DIRECTIONS -
Exclude the pictures and reproduce the remaining data exactly as written.

/---

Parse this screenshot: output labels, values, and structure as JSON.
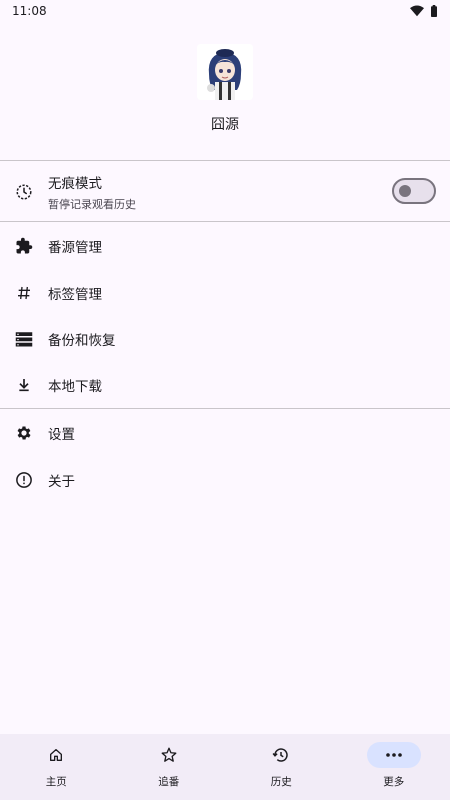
{
  "status": {
    "time": "11:08"
  },
  "profile": {
    "name": "囧源"
  },
  "incognito": {
    "title": "无痕模式",
    "subtitle": "暂停记录观看历史",
    "enabled": false
  },
  "menu": {
    "source_manage": "番源管理",
    "tag_manage": "标签管理",
    "backup_restore": "备份和恢复",
    "local_download": "本地下载",
    "settings": "设置",
    "about": "关于"
  },
  "nav": {
    "home": "主页",
    "follow": "追番",
    "history": "历史",
    "more": "更多",
    "active": "more"
  },
  "colors": {
    "nav_active_pill": "#d9e2ff",
    "background": "#fdf8ff"
  }
}
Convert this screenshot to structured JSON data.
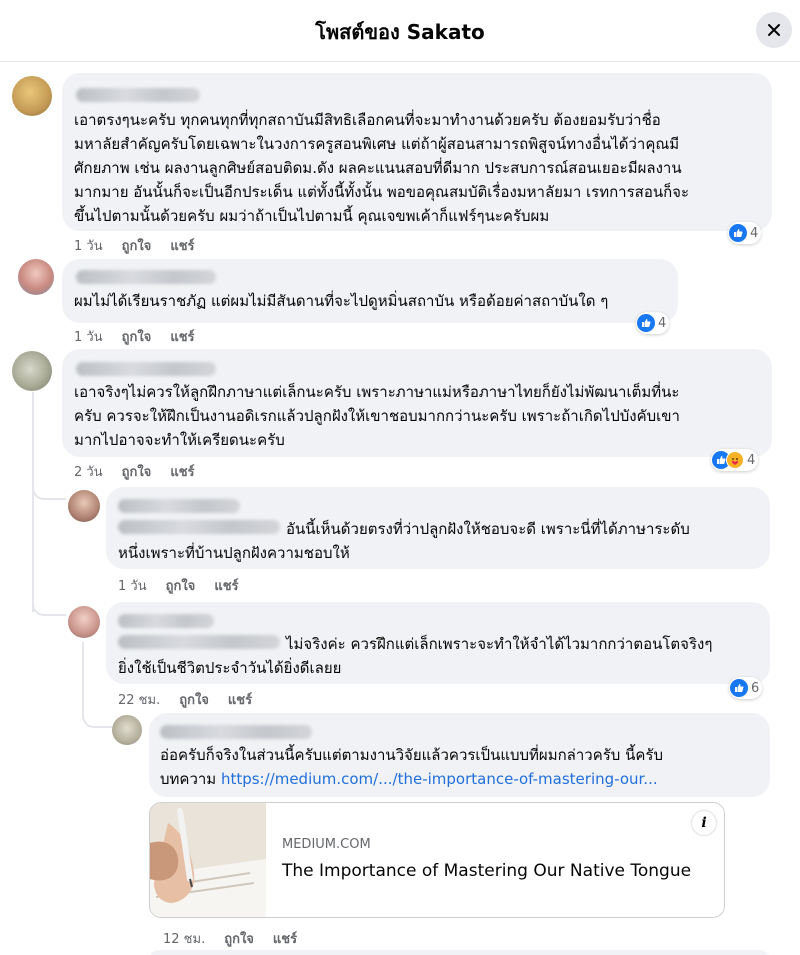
{
  "header": {
    "title": "โพสต์ของ Sakato"
  },
  "comments": [
    {
      "lines": [
        "เอาตรงๆนะครับ ทุกคนทุกที่ทุกสถาบันมีสิทธิเลือกคนที่จะมาทำงานด้วยครับ ต้องยอมรับว่าชื่อ",
        "มหาลัยสำคัญครับโดยเฉพาะในวงการครูสอนพิเศษ แต่ถ้าผู้สอนสามารถพิสูจน์ทางอื่นได้ว่าคุณมี",
        "ศักยภาพ เช่น ผลงานลูกศิษย์สอบติดม.ดัง ผลคะแนนสอบที่ดีมาก ประสบการณ์สอนเยอะมีผลงาน",
        "มากมาย อันนั้นก็จะเป็นอีกประเด็น แต่ทั้งนี้ทั้งนั้น พอขอคุณสมบัติเรื่องมหาลัยมา เรทการสอนก็จะ",
        "ขึ้นไปตามนั้นด้วยครับ ผมว่าถ้าเป็นไปตามนี้ คุณเจขพเค้าก็แฟร์ๆนะครับผม"
      ],
      "time": "1 วัน",
      "like": "ถูกใจ",
      "share": "แชร์",
      "reactions": "4"
    },
    {
      "lines": [
        "ผมไม่ได้เรียนราชภัฏ แต่ผมไม่มีสันดานที่จะไปดูหมิ่นสถาบัน หรือด้อยค่าสถาบันใด ๆ"
      ],
      "time": "1 วัน",
      "like": "ถูกใจ",
      "share": "แชร์",
      "reactions": "4"
    },
    {
      "lines": [
        "เอาจริงๆไม่ควรให้ลูกฝึกภาษาแต่เล็กนะครับ เพราะภาษาแม่หรือภาษาไทยก็ยังไม่พัฒนาเต็มที่นะ",
        "ครับ ควรจะให้ฝึกเป็นงานอดิเรกแล้วปลูกฝังให้เขาชอบมากกว่านะครับ เพราะถ้าเกิดไปบังคับเขา",
        "มากไปอาจจะทำให้เครียดนะครับ"
      ],
      "time": "2 วัน",
      "like": "ถูกใจ",
      "share": "แชร์",
      "reactions": "4"
    },
    {
      "lines": [
        "อันนี้เห็นด้วยตรงที่ว่าปลูกฝังให้ชอบจะดี เพราะนี่ที่ได้ภาษาระดับ",
        "หนึ่งเพราะที่บ้านปลูกฝังความชอบให้"
      ],
      "time": "1 วัน",
      "like": "ถูกใจ",
      "share": "แชร์"
    },
    {
      "lines": [
        "ไม่จริงค่ะ ควรฝึกแต่เล็กเพราะจะทำให้จำได้ไวมากกว่าตอนโตจริงๆ",
        "ยิ่งใช้เป็นชีวิตประจำวันได้ยิ่งดีเลยย"
      ],
      "time": "22 ชม.",
      "like": "ถูกใจ",
      "share": "แชร์",
      "reactions": "6"
    },
    {
      "line1": "อ่อครับก็จริงในส่วนนี้ครับแต่ตามงานวิจัยแล้วควรเป็นแบบที่ผมกล่าวครับ นี้ครับ",
      "line2_prefix": "บทความ ",
      "link": "https://medium.com/.../the-importance-of-mastering-our...",
      "time": "12 ชม.",
      "like": "ถูกใจ",
      "share": "แชร์"
    }
  ],
  "link_card": {
    "domain": "MEDIUM.COM",
    "title": "The Importance of Mastering Our Native Tongue",
    "info": "i"
  },
  "colors": {
    "like": "#1877f2",
    "link": "#216fdb",
    "bubble": "#f0f2f5"
  }
}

\---

FINAL ANSWER -
Parse this screenshot: output labels, values, and structure as JSON.
{
  "status": {
    "time": "11:08"
  },
  "profile": {
    "name": "囧源"
  },
  "incognito": {
    "title": "无痕模式",
    "subtitle": "暂停记录观看历史",
    "enabled": false
  },
  "menu": {
    "source_manage": "番源管理",
    "tag_manage": "标签管理",
    "backup_restore": "备份和恢复",
    "local_download": "本地下载",
    "settings": "设置",
    "about": "关于"
  },
  "nav": {
    "home": "主页",
    "follow": "追番",
    "history": "历史",
    "more": "更多",
    "active": "more"
  },
  "colors": {
    "nav_active_pill": "#d9e2ff",
    "background": "#fdf8ff"
  }
}
Convert this screenshot to structured JSON data.
{
  "header": {
    "title": "โพสต์ของ Sakato"
  },
  "comments": [
    {
      "lines": [
        "เอาตรงๆนะครับ ทุกคนทุกที่ทุกสถาบันมีสิทธิเลือกคนที่จะมาทำงานด้วยครับ ต้องยอมรับว่าชื่อ",
        "มหาลัยสำคัญครับโดยเฉพาะในวงการครูสอนพิเศษ แต่ถ้าผู้สอนสามารถพิสูจน์ทางอื่นได้ว่าคุณมี",
        "ศักยภาพ เช่น ผลงานลูกศิษย์สอบติดม.ดัง ผลคะแนนสอบที่ดีมาก ประสบการณ์สอนเยอะมีผลงาน",
        "มากมาย อันนั้นก็จะเป็นอีกประเด็น แต่ทั้งนี้ทั้งนั้น พอขอคุณสมบัติเรื่องมหาลัยมา เรทการสอนก็จะ",
        "ขึ้นไปตามนั้นด้วยครับ ผมว่าถ้าเป็นไปตามนี้ คุณเจขพเค้าก็แฟร์ๆนะครับผม"
      ],
      "time": "1 วัน",
      "like": "ถูกใจ",
      "share": "แชร์",
      "reactions": "4"
    },
    {
      "lines": [
        "ผมไม่ได้เรียนราชภัฏ แต่ผมไม่มีสันดานที่จะไปดูหมิ่นสถาบัน หรือด้อยค่าสถาบันใด ๆ"
      ],
      "time": "1 วัน",
      "like": "ถูกใจ",
      "share": "แชร์",
      "reactions": "4"
    },
    {
      "lines": [
        "เอาจริงๆไม่ควรให้ลูกฝึกภาษาแต่เล็กนะครับ เพราะภาษาแม่หรือภาษาไทยก็ยังไม่พัฒนาเต็มที่นะ",
        "ครับ ควรจะให้ฝึกเป็นงานอดิเรกแล้วปลูกฝังให้เขาชอบมากกว่านะครับ เพราะถ้าเกิดไปบังคับเขา",
        "มากไปอาจจะทำให้เครียดนะครับ"
      ],
      "time": "2 วัน",
      "like": "ถูกใจ",
      "share": "แชร์",
      "reactions": "4"
    },
    {
      "lines": [
        "อันนี้เห็นด้วยตรงที่ว่าปลูกฝังให้ชอบจะดี เพราะนี่ที่ได้ภาษาระดับ",
        "หนึ่งเพราะที่บ้านปลูกฝังความชอบให้"
      ],
      "time": "1 วัน",
      "like": "ถูกใจ",
      "share": "แชร์"
    },
    {
      "lines": [
        "ไม่จริงค่ะ ควรฝึกแต่เล็กเพราะจะทำให้จำได้ไวมากกว่าตอนโตจริงๆ",
        "ยิ่งใช้เป็นชีวิตประจำวันได้ยิ่งดีเลยย"
      ],
      "time": "22 ชม.",
      "like": "ถูกใจ",
      "share": "แชร์",
      "reactions": "6"
    },
    {
      "line1": "อ่อครับก็จริงในส่วนนี้ครับแต่ตามงานวิจัยแล้วควรเป็นแบบที่ผมกล่าวครับ นี้ครับ",
      "line2_prefix": "บทความ ",
      "link": "https://medium.com/.../the-importance-of-mastering-our...",
      "time": "12 ชม.",
      "like": "ถูกใจ",
      "share": "แชร์"
    }
  ],
  "link_card": {
    "domain": "MEDIUM.COM",
    "title": "The Importance of Mastering Our Native Tongue",
    "info": "i"
  },
  "colors": {
    "like": "#1877f2",
    "link": "#216fdb",
    "bubble": "#f0f2f5"
  }
}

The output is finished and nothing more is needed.